TASK DESCRIPTION ▸ Without the pictures, repeat the listing character for character.

INFORMATION SUPPLIED ▸

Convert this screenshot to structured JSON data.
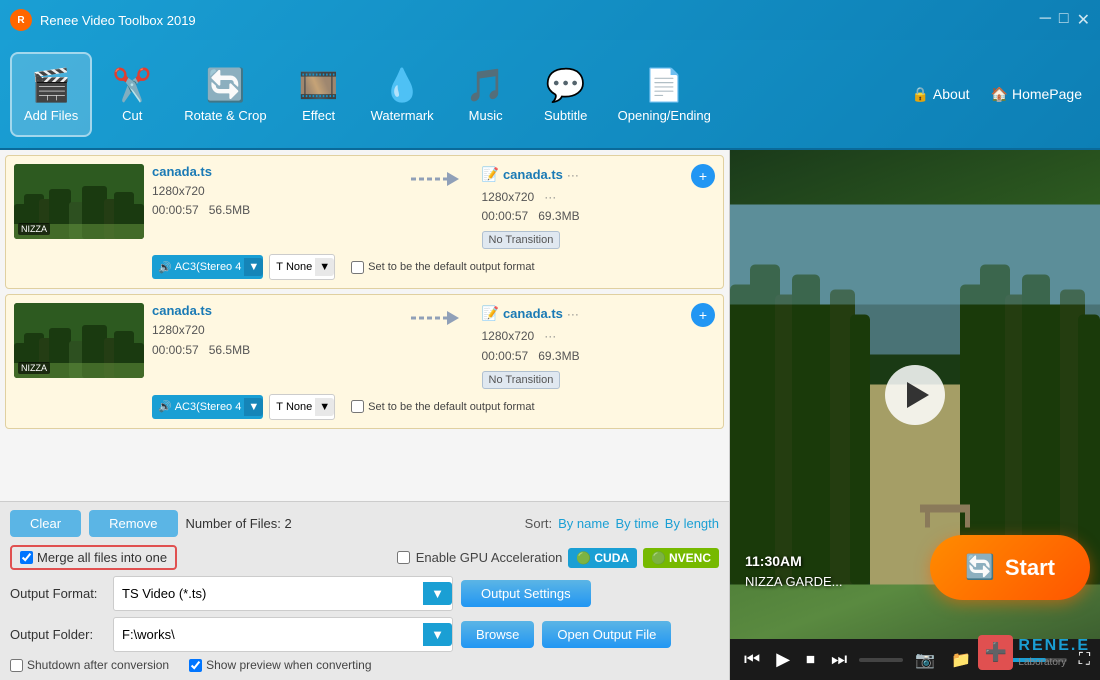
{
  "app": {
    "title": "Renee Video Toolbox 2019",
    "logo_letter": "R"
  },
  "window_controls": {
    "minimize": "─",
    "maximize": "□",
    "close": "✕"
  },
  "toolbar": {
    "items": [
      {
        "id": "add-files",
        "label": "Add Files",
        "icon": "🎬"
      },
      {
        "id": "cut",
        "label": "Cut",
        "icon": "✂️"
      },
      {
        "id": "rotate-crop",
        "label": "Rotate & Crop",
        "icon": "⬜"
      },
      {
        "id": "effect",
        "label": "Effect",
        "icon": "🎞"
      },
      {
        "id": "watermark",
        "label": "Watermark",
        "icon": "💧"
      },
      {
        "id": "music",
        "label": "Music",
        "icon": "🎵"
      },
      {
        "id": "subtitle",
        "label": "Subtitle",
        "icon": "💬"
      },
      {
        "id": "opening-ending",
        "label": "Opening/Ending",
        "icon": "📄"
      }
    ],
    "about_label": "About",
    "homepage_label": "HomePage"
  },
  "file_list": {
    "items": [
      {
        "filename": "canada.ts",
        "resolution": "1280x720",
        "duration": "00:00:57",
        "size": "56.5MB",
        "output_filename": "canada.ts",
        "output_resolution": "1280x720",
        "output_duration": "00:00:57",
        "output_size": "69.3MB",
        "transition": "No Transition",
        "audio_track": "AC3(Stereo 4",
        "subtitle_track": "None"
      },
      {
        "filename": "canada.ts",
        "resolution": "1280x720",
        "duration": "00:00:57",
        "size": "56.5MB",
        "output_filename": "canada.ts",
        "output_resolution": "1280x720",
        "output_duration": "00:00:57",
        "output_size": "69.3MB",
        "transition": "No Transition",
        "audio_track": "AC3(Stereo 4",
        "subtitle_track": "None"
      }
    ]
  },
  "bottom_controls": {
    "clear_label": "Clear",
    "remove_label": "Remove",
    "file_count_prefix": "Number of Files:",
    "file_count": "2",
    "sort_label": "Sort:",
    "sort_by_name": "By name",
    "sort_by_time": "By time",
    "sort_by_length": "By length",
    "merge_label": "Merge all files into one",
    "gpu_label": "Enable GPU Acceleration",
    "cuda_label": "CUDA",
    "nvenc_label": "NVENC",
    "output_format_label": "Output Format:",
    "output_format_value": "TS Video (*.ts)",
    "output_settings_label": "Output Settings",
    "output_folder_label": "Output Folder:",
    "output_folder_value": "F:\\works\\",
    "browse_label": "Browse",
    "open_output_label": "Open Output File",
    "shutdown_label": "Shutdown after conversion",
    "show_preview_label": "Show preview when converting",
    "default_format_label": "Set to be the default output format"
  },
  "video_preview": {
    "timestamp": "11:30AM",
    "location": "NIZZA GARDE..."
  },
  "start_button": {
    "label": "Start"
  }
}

WORKED ANSWER ▸
Convert this screenshot to structured JSON data.
{
  "app": {
    "title": "Renee Video Toolbox 2019",
    "logo_letter": "R"
  },
  "window_controls": {
    "minimize": "─",
    "maximize": "□",
    "close": "✕"
  },
  "toolbar": {
    "items": [
      {
        "id": "add-files",
        "label": "Add Files",
        "icon": "🎬"
      },
      {
        "id": "cut",
        "label": "Cut",
        "icon": "✂️"
      },
      {
        "id": "rotate-crop",
        "label": "Rotate & Crop",
        "icon": "⬜"
      },
      {
        "id": "effect",
        "label": "Effect",
        "icon": "🎞"
      },
      {
        "id": "watermark",
        "label": "Watermark",
        "icon": "💧"
      },
      {
        "id": "music",
        "label": "Music",
        "icon": "🎵"
      },
      {
        "id": "subtitle",
        "label": "Subtitle",
        "icon": "💬"
      },
      {
        "id": "opening-ending",
        "label": "Opening/Ending",
        "icon": "📄"
      }
    ],
    "about_label": "About",
    "homepage_label": "HomePage"
  },
  "file_list": {
    "items": [
      {
        "filename": "canada.ts",
        "resolution": "1280x720",
        "duration": "00:00:57",
        "size": "56.5MB",
        "output_filename": "canada.ts",
        "output_resolution": "1280x720",
        "output_duration": "00:00:57",
        "output_size": "69.3MB",
        "transition": "No Transition",
        "audio_track": "AC3(Stereo 4",
        "subtitle_track": "None"
      },
      {
        "filename": "canada.ts",
        "resolution": "1280x720",
        "duration": "00:00:57",
        "size": "56.5MB",
        "output_filename": "canada.ts",
        "output_resolution": "1280x720",
        "output_duration": "00:00:57",
        "output_size": "69.3MB",
        "transition": "No Transition",
        "audio_track": "AC3(Stereo 4",
        "subtitle_track": "None"
      }
    ]
  },
  "bottom_controls": {
    "clear_label": "Clear",
    "remove_label": "Remove",
    "file_count_prefix": "Number of Files:",
    "file_count": "2",
    "sort_label": "Sort:",
    "sort_by_name": "By name",
    "sort_by_time": "By time",
    "sort_by_length": "By length",
    "merge_label": "Merge all files into one",
    "gpu_label": "Enable GPU Acceleration",
    "cuda_label": "CUDA",
    "nvenc_label": "NVENC",
    "output_format_label": "Output Format:",
    "output_format_value": "TS Video (*.ts)",
    "output_settings_label": "Output Settings",
    "output_folder_label": "Output Folder:",
    "output_folder_value": "F:\\works\\",
    "browse_label": "Browse",
    "open_output_label": "Open Output File",
    "shutdown_label": "Shutdown after conversion",
    "show_preview_label": "Show preview when converting",
    "default_format_label": "Set to be the default output format"
  },
  "video_preview": {
    "timestamp": "11:30AM",
    "location": "NIZZA GARDE..."
  },
  "start_button": {
    "label": "Start"
  }
}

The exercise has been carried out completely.